┌──

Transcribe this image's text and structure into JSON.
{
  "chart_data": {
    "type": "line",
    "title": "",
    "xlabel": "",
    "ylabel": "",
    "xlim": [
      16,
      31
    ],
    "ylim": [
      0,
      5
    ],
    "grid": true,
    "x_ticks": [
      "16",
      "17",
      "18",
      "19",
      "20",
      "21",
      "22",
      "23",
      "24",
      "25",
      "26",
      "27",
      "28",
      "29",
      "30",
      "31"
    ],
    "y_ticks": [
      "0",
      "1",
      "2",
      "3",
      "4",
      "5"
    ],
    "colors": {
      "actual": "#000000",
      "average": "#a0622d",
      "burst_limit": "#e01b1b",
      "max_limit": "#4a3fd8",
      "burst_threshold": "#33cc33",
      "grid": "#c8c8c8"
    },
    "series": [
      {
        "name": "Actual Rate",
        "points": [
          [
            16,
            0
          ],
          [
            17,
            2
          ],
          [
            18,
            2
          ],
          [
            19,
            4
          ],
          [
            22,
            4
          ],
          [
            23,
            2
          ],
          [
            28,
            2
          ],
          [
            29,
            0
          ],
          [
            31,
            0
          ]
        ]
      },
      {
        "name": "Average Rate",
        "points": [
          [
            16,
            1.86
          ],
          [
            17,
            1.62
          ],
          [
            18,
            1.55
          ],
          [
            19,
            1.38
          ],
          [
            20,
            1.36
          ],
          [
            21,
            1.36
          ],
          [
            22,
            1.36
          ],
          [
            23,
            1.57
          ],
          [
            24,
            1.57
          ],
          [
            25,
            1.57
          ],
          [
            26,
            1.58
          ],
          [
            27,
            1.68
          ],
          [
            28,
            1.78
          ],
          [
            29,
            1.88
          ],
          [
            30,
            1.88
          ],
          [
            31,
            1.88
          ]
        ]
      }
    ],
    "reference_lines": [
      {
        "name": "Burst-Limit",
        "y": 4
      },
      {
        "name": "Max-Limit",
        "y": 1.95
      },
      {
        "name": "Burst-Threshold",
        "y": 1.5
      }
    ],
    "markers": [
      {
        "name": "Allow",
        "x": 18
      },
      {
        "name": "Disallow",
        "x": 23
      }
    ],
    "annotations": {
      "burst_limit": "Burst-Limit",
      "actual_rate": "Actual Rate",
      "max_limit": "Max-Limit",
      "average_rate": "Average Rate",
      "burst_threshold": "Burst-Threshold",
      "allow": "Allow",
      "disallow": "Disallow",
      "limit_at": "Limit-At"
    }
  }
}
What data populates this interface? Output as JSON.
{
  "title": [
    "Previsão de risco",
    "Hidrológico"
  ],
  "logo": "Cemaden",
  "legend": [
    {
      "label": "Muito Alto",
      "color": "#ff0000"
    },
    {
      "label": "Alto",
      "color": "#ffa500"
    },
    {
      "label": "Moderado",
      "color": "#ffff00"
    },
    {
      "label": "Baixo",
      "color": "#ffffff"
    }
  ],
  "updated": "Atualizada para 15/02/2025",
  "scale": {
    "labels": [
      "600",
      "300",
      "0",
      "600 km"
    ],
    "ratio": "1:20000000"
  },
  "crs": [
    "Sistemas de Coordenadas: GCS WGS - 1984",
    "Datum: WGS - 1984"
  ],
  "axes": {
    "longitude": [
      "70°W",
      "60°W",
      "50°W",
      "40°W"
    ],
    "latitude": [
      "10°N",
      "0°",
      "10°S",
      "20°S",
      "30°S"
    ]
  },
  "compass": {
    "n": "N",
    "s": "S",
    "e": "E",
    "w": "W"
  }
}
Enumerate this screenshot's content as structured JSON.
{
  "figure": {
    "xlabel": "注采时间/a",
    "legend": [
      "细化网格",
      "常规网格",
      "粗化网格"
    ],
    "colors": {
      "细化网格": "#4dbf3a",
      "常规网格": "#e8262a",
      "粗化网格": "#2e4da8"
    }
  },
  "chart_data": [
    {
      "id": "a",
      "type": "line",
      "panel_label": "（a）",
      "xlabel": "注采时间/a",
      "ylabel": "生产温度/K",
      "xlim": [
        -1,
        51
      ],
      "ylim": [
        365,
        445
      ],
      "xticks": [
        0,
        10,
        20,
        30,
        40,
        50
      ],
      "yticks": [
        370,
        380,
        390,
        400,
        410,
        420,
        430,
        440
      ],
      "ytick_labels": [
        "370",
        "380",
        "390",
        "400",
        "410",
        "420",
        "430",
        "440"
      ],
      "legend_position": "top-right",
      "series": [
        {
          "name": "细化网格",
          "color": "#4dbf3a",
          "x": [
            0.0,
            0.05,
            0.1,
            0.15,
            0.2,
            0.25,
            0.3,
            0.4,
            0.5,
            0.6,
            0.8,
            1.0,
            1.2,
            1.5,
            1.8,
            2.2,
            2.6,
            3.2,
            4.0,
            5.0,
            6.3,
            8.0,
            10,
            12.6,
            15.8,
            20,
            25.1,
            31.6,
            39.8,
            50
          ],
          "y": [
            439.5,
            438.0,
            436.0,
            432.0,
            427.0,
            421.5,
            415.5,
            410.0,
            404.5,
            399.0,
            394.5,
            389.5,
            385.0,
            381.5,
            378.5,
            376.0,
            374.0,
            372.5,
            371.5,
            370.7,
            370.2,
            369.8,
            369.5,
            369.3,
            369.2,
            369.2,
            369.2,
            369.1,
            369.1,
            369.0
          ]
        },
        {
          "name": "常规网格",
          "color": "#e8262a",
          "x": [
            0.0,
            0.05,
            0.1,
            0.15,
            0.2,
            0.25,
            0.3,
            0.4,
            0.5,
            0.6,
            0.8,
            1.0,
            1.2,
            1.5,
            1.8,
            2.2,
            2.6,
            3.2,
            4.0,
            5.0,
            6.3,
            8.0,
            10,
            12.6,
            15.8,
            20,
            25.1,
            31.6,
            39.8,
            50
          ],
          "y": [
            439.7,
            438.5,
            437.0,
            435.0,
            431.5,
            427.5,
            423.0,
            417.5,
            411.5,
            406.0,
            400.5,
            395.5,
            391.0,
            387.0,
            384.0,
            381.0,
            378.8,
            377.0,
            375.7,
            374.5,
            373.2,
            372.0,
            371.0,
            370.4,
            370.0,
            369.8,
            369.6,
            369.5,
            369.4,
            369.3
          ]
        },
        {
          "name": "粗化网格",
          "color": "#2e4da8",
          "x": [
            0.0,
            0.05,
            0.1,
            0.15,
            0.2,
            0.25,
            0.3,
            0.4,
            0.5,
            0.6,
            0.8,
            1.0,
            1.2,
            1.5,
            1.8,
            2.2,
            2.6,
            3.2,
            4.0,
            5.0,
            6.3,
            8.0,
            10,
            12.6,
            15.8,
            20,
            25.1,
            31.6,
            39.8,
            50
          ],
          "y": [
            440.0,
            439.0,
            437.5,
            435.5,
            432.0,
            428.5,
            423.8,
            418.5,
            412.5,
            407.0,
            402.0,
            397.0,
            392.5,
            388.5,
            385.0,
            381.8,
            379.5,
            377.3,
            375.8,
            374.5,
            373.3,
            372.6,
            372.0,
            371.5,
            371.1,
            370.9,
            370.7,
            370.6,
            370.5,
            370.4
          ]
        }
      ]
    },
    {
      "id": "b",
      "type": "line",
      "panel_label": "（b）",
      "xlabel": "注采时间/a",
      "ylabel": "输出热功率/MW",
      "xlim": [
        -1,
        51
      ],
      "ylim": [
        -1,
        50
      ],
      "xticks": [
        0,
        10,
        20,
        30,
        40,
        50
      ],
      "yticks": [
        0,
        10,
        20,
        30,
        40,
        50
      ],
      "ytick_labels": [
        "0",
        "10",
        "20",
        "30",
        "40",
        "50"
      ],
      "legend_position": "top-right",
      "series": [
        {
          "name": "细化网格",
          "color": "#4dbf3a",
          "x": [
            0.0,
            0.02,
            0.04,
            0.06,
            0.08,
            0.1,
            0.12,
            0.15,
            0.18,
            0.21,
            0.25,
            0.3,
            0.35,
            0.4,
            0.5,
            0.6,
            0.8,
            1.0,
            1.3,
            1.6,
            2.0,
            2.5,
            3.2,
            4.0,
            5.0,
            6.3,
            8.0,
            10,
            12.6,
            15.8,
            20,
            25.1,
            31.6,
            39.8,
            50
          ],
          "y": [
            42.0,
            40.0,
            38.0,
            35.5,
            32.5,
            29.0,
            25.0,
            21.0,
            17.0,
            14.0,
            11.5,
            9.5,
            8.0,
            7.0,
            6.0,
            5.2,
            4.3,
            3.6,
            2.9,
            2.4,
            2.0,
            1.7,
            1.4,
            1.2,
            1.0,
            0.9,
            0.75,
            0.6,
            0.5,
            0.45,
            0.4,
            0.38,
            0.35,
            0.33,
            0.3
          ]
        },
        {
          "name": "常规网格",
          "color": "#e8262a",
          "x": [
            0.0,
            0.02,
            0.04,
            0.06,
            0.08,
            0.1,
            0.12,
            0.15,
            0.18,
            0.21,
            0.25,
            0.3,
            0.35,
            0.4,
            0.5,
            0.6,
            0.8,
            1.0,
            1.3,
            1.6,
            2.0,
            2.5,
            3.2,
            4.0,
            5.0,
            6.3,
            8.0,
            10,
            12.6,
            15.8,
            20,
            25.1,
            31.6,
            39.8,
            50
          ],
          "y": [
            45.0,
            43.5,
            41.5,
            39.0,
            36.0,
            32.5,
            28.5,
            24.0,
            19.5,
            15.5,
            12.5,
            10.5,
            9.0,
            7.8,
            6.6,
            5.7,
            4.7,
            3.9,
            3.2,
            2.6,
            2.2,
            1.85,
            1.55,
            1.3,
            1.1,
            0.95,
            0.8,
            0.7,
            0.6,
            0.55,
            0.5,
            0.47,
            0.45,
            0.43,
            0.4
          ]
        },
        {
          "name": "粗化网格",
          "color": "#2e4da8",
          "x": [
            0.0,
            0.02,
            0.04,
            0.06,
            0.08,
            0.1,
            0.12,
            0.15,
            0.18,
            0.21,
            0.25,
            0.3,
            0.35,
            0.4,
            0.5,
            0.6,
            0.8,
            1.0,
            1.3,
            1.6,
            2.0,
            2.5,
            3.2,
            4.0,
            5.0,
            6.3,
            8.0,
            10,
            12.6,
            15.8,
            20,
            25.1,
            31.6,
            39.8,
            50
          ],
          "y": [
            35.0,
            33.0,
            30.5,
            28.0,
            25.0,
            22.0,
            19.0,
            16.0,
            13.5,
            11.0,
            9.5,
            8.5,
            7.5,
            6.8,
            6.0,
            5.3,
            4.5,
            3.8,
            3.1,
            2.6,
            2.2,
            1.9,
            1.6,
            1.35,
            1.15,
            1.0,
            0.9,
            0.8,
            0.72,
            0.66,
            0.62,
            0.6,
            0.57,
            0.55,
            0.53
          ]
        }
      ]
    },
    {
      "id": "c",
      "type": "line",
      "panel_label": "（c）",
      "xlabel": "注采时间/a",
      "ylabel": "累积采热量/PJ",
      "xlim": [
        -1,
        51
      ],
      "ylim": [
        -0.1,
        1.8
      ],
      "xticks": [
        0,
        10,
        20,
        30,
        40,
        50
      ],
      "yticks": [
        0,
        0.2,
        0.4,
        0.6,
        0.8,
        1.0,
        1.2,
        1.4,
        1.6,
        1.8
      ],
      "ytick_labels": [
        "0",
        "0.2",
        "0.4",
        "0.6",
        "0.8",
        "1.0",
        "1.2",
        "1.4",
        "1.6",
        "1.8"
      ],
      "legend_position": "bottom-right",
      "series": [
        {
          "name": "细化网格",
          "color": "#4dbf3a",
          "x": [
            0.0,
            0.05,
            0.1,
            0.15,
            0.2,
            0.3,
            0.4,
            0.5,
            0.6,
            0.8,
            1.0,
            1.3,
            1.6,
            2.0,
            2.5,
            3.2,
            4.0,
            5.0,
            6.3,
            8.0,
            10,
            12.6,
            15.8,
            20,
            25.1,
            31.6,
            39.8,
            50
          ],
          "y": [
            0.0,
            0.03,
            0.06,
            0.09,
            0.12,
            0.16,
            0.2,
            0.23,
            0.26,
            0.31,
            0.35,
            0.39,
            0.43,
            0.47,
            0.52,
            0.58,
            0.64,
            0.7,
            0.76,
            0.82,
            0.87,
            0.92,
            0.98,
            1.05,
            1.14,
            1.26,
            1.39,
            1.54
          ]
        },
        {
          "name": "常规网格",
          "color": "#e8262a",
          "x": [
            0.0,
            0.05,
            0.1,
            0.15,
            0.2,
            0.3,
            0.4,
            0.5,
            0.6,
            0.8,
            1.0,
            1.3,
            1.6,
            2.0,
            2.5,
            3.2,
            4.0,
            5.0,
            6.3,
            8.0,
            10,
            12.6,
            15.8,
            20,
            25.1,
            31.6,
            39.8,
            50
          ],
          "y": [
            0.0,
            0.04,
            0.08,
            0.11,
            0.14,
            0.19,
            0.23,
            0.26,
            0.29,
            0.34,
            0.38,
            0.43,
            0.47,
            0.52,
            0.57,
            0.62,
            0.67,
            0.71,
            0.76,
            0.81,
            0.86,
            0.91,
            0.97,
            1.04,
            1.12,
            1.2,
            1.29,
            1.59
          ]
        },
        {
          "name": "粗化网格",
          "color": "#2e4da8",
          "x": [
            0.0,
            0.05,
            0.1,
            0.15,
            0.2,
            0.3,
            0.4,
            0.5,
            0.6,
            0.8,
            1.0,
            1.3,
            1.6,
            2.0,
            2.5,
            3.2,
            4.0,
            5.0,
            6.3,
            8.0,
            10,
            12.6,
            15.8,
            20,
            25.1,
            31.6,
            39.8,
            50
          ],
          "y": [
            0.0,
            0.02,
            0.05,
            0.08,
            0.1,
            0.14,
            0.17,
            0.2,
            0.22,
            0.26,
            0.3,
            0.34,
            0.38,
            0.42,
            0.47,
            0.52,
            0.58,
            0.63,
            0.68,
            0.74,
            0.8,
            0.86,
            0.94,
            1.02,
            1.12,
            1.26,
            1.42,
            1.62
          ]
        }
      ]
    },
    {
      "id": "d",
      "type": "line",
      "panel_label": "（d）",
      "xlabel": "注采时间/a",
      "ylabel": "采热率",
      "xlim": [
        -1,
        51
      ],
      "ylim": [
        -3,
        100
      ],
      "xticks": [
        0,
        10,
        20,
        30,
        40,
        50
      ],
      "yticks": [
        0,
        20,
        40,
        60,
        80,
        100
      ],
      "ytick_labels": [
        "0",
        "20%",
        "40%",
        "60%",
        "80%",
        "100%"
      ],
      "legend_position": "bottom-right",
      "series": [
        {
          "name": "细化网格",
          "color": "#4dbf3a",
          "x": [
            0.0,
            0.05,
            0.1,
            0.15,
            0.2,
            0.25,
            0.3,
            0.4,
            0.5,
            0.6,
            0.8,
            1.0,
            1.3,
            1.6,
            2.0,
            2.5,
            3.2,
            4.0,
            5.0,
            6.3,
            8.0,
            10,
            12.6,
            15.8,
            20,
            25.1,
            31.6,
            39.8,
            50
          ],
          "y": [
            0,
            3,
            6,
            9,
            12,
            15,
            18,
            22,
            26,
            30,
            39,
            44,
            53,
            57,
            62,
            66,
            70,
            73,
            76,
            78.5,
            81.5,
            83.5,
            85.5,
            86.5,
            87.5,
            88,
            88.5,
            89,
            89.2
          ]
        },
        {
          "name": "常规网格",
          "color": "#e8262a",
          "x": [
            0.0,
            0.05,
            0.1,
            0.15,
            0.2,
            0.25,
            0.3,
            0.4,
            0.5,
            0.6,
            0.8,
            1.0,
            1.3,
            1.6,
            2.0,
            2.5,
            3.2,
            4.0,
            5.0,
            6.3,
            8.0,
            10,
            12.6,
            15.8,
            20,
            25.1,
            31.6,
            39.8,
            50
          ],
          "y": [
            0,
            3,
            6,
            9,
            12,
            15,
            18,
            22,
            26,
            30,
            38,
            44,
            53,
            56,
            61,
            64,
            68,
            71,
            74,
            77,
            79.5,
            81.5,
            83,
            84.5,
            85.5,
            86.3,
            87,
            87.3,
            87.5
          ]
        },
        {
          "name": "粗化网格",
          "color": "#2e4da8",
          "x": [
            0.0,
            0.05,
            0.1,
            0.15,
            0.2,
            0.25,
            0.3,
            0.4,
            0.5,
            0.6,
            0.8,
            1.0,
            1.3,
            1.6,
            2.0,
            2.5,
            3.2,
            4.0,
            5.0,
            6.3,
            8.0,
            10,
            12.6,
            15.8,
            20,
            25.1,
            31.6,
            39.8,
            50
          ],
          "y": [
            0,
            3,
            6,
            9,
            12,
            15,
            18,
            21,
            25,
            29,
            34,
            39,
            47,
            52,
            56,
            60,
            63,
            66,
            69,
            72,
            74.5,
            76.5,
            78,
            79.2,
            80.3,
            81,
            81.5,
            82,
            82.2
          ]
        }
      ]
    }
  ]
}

└──

■ Exercise task
Gather and copy every line of the data in which the string "ylabel" is found.

■ Full response
    "ylabel": "",
      "ylabel": "生产温度/K",
      "ylabel": "输出热功率/MW",
      "ylabel": "累积采热量/PJ",
      "ylabel": "采热率",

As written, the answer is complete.